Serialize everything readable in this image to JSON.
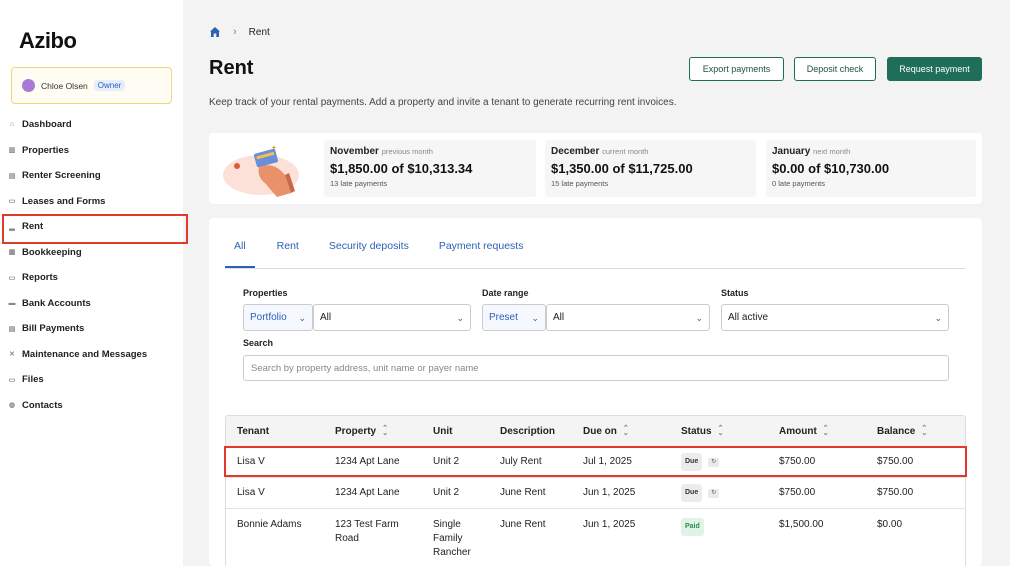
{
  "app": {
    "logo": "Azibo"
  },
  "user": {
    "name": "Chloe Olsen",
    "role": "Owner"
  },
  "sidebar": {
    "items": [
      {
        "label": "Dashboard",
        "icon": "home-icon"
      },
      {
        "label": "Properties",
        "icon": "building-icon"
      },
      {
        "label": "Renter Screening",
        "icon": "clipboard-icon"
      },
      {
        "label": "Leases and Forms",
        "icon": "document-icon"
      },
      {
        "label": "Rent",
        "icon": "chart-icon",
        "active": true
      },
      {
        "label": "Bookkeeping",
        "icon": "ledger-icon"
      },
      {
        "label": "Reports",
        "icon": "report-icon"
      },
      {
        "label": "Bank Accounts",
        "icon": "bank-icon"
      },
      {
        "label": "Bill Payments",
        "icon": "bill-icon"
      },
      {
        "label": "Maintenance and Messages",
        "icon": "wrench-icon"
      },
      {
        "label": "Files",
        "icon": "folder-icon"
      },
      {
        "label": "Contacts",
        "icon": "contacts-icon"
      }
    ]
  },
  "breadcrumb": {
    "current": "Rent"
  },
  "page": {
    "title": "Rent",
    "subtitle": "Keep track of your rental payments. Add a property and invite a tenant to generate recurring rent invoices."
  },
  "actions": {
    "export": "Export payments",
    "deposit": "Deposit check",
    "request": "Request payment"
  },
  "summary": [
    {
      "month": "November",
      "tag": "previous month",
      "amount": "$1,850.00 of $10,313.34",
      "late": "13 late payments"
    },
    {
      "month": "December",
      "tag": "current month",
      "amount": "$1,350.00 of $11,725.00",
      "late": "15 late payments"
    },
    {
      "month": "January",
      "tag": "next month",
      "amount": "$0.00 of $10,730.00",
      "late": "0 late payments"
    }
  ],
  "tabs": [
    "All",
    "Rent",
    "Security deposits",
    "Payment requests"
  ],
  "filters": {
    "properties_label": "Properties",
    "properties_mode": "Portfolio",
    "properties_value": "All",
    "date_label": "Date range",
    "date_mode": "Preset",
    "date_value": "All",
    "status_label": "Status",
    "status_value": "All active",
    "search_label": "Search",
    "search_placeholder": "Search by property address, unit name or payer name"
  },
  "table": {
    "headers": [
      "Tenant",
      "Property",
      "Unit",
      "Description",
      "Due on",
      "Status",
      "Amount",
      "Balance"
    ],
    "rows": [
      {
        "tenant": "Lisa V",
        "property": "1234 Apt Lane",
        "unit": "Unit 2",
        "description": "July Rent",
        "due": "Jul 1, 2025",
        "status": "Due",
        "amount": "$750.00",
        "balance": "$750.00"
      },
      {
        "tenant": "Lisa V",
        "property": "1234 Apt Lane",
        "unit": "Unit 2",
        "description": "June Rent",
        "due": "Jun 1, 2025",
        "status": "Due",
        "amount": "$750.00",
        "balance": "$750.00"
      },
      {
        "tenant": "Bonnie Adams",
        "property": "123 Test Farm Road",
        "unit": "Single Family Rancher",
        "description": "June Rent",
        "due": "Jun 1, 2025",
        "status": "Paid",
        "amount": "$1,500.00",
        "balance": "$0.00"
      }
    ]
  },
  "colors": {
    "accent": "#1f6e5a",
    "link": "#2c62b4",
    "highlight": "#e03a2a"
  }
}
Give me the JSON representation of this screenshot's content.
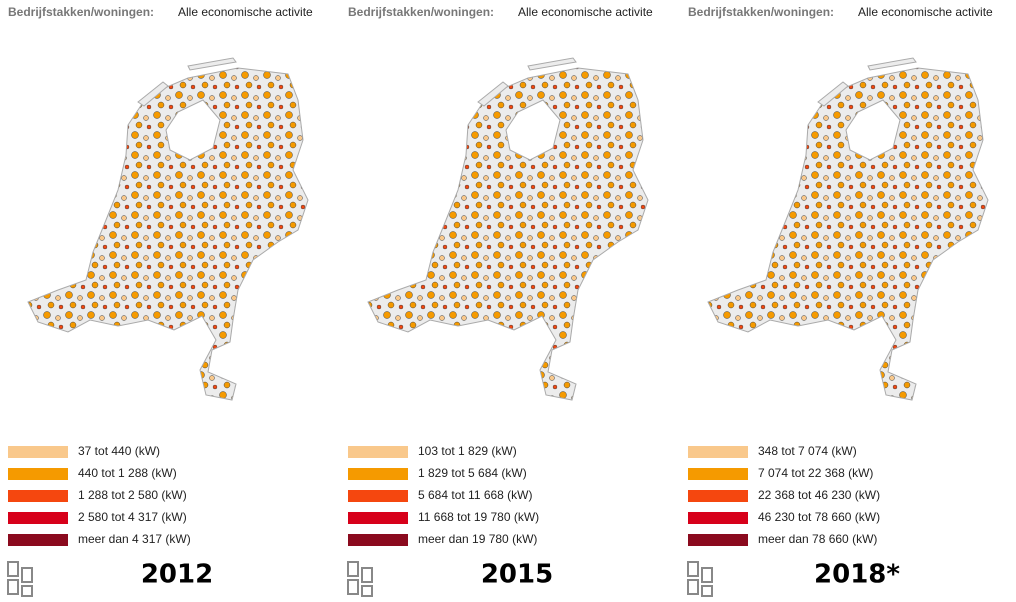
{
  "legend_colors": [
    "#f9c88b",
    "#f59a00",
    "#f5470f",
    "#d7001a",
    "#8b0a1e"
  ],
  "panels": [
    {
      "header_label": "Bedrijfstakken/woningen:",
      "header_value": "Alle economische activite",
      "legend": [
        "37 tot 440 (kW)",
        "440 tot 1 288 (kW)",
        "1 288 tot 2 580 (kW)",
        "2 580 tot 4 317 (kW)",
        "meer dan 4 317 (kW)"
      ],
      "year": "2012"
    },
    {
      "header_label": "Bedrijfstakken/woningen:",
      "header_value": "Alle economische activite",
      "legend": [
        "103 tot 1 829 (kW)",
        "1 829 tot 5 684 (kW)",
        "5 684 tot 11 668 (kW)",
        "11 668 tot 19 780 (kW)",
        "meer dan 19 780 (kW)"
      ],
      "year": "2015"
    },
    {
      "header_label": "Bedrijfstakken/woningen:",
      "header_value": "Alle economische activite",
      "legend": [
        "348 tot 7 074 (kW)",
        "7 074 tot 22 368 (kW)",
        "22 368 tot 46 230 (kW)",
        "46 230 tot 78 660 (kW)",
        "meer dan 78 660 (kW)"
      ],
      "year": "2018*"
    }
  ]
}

════════════════════

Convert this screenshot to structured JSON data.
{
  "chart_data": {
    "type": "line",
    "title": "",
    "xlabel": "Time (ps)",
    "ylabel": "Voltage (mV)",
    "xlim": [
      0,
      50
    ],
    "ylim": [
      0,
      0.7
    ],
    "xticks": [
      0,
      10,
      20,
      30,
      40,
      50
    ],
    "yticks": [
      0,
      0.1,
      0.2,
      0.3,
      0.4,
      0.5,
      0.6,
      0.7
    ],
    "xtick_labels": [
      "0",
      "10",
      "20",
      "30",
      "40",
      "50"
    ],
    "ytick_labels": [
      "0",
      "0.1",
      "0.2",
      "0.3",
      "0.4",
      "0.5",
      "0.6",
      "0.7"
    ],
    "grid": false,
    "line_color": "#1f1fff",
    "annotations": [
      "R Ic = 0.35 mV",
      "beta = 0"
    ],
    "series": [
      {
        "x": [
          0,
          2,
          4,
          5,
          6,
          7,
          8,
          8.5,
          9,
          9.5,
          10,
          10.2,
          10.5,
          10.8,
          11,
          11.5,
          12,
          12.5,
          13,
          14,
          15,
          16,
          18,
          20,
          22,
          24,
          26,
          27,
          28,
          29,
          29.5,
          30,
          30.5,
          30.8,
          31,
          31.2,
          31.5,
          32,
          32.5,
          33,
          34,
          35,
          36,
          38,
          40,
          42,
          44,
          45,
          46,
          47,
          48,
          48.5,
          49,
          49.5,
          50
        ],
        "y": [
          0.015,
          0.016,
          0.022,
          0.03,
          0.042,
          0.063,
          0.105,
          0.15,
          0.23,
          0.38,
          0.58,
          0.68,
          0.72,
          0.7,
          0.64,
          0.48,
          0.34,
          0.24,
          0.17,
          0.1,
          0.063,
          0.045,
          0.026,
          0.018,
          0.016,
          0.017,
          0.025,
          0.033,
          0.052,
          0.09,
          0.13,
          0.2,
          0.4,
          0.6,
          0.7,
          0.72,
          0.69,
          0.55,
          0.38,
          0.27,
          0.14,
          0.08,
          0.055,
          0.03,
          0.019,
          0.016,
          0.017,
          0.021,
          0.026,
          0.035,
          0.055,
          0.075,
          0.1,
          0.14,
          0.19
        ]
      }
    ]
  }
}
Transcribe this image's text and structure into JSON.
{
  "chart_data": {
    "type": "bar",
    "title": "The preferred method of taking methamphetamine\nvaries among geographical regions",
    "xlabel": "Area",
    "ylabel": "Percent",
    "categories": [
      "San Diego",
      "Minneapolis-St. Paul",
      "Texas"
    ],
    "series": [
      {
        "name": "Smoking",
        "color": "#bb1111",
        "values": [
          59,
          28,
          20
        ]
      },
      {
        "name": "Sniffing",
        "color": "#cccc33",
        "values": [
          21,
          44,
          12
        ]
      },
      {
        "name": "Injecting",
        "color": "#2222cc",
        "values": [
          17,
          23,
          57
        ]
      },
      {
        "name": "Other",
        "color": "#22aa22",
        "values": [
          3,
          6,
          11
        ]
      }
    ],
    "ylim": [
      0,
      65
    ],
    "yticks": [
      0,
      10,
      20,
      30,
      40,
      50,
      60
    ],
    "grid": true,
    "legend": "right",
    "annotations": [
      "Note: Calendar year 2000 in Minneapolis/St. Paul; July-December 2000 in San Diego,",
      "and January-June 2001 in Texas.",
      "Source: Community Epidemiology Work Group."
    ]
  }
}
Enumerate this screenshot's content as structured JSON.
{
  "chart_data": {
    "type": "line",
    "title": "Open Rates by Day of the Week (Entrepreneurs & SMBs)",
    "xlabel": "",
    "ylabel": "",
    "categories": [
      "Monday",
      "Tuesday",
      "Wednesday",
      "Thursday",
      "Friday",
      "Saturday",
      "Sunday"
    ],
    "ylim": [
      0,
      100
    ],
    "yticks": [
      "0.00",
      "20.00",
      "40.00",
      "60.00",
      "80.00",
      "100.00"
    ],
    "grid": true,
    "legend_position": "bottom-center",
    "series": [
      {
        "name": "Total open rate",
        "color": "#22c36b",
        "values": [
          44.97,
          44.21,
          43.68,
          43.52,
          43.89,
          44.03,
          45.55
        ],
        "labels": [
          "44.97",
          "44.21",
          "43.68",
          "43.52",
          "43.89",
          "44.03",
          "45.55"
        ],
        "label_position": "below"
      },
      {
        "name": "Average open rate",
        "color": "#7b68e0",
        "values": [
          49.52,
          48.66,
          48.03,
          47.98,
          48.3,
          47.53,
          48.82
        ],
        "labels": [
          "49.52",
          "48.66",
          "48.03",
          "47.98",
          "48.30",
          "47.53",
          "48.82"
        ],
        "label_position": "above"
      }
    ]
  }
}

════════════════════

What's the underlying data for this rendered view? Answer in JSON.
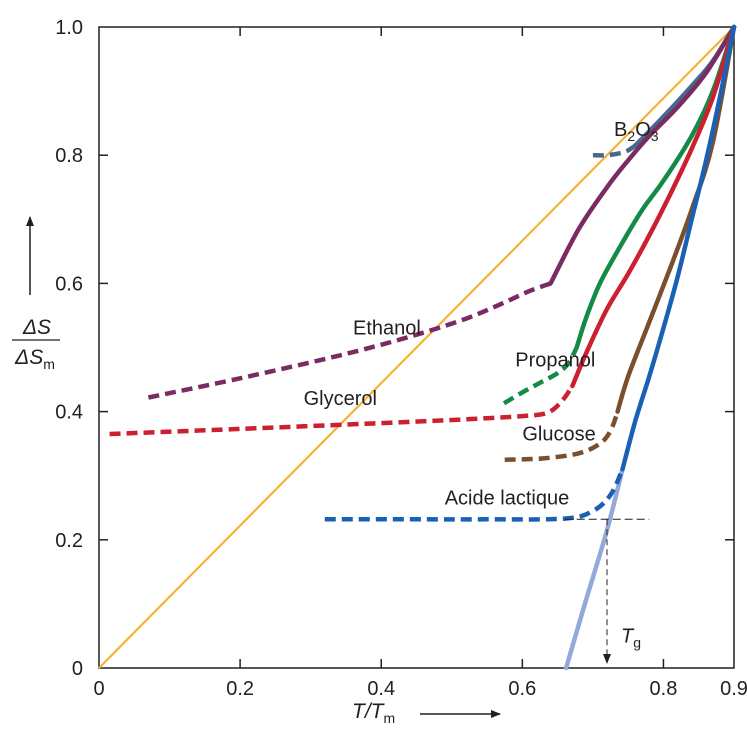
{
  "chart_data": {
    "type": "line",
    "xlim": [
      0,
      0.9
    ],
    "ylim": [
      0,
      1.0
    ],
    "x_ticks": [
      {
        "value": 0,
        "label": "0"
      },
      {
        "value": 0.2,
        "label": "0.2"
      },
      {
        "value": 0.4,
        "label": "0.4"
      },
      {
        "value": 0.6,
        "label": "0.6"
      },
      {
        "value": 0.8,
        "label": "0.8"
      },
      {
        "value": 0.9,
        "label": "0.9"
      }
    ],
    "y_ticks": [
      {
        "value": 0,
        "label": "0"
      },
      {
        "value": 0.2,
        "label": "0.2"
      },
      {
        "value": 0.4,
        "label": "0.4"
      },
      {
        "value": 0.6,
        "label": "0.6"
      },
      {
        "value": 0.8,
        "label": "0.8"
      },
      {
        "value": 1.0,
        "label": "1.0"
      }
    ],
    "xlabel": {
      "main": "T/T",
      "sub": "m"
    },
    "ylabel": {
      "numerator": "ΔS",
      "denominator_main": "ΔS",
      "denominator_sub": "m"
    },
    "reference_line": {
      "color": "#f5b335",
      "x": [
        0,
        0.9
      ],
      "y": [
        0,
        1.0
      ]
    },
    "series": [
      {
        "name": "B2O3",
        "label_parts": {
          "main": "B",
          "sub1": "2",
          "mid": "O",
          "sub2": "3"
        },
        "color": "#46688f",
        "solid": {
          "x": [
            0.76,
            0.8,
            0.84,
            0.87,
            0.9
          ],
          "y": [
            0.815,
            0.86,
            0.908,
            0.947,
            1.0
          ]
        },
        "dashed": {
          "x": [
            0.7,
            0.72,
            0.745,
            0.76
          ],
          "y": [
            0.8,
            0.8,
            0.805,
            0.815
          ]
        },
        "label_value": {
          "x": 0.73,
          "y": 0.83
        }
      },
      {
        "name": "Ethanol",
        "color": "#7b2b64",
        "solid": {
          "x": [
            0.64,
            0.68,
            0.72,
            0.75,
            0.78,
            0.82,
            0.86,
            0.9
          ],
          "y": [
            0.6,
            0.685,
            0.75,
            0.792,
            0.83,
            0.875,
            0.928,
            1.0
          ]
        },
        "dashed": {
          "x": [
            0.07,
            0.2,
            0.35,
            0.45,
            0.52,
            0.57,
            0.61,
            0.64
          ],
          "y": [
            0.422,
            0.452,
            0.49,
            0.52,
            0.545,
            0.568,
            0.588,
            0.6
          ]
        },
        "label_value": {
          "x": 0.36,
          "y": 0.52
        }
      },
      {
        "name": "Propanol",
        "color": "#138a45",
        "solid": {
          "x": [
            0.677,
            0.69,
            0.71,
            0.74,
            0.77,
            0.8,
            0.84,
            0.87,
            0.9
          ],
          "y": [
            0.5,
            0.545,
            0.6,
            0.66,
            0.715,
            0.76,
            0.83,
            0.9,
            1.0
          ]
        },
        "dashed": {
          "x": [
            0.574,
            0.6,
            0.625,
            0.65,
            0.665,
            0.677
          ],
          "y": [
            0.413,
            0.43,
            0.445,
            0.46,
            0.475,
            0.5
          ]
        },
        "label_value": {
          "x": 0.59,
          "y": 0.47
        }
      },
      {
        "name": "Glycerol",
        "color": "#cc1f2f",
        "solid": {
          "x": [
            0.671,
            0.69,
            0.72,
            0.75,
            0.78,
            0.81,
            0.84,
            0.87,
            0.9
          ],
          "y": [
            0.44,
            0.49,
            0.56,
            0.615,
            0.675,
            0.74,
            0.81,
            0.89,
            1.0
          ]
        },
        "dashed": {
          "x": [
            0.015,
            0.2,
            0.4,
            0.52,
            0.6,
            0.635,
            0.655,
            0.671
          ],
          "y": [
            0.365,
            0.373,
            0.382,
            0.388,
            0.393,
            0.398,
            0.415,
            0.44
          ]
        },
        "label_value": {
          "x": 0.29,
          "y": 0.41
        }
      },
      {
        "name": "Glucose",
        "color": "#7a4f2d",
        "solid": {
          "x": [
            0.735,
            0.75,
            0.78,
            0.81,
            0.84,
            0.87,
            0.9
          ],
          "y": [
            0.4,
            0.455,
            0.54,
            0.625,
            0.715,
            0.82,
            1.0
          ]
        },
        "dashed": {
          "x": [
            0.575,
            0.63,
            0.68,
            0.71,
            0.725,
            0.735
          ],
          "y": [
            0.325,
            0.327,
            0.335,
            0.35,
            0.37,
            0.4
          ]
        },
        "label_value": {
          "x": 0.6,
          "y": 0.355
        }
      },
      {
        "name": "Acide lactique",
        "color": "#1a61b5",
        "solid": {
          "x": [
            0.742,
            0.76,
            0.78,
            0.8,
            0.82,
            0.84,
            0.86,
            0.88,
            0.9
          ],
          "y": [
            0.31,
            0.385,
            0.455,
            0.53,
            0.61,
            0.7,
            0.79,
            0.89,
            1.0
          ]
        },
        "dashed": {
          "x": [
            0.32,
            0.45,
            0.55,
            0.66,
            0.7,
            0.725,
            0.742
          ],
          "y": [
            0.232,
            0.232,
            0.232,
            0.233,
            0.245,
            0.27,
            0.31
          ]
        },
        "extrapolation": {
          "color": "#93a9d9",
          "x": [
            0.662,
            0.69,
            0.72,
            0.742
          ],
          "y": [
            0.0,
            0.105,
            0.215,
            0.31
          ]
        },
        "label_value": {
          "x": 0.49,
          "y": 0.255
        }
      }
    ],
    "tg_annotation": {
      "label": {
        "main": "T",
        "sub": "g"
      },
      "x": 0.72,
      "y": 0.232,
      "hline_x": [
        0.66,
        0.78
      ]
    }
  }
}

════════════════════

● WHAT THE EXERCISE ASKS:
Locate all lines in the listing above with the word "December". Copy them.

● OUTPUT FOR THIS TASK:
      "month": "December",
      "Note: Calendar year 2000 in Minneapolis/St. Paul; July-December 2000 in San Diego,",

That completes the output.